• _RECORDS SUPPLIED_

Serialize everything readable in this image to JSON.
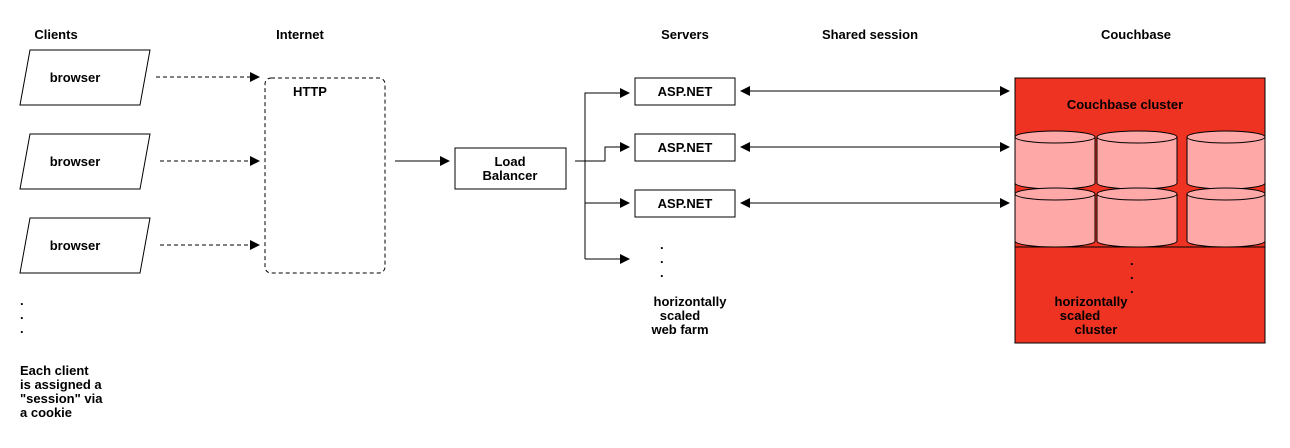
{
  "headers": {
    "clients": "Clients",
    "internet": "Internet",
    "servers": "Servers",
    "shared_session": "Shared session",
    "couchbase": "Couchbase"
  },
  "clients": {
    "browsers": [
      "browser",
      "browser",
      "browser"
    ],
    "more_dots": ".",
    "note_lines": [
      "Each client",
      "is assigned a",
      "\"session\" via",
      "a cookie"
    ]
  },
  "internet": {
    "http_label": "HTTP"
  },
  "load_balancer": {
    "lines": [
      "Load",
      "Balancer"
    ]
  },
  "servers": {
    "nodes": [
      "ASP.NET",
      "ASP.NET",
      "ASP.NET"
    ],
    "more_dots": ".",
    "caption_lines": [
      "horizontally",
      "scaled",
      "web farm"
    ]
  },
  "couchbase": {
    "cluster_label": "Couchbase cluster",
    "more_dots": ".",
    "caption_lines": [
      "horizontally",
      "scaled",
      "cluster"
    ]
  },
  "colors": {
    "cluster_fill": "#ee3322",
    "node_fill": "#ffa8a8",
    "line": "#000000"
  }
}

• _REQUEST_
All of the records above must be copied exactly, except for the pictures.

• _OUTPUT OF THE TASK_
Serialize everything readable in this image to JSON.
{
  "headers": {
    "clients": "Clients",
    "internet": "Internet",
    "servers": "Servers",
    "shared_session": "Shared session",
    "couchbase": "Couchbase"
  },
  "clients": {
    "browsers": [
      "browser",
      "browser",
      "browser"
    ],
    "more_dots": ".",
    "note_lines": [
      "Each client",
      "is assigned a",
      "\"session\" via",
      "a cookie"
    ]
  },
  "internet": {
    "http_label": "HTTP"
  },
  "load_balancer": {
    "lines": [
      "Load",
      "Balancer"
    ]
  },
  "servers": {
    "nodes": [
      "ASP.NET",
      "ASP.NET",
      "ASP.NET"
    ],
    "more_dots": ".",
    "caption_lines": [
      "horizontally",
      "scaled",
      "web farm"
    ]
  },
  "couchbase": {
    "cluster_label": "Couchbase cluster",
    "more_dots": ".",
    "caption_lines": [
      "horizontally",
      "scaled",
      "cluster"
    ]
  },
  "colors": {
    "cluster_fill": "#ee3322",
    "node_fill": "#ffa8a8",
    "line": "#000000"
  }
}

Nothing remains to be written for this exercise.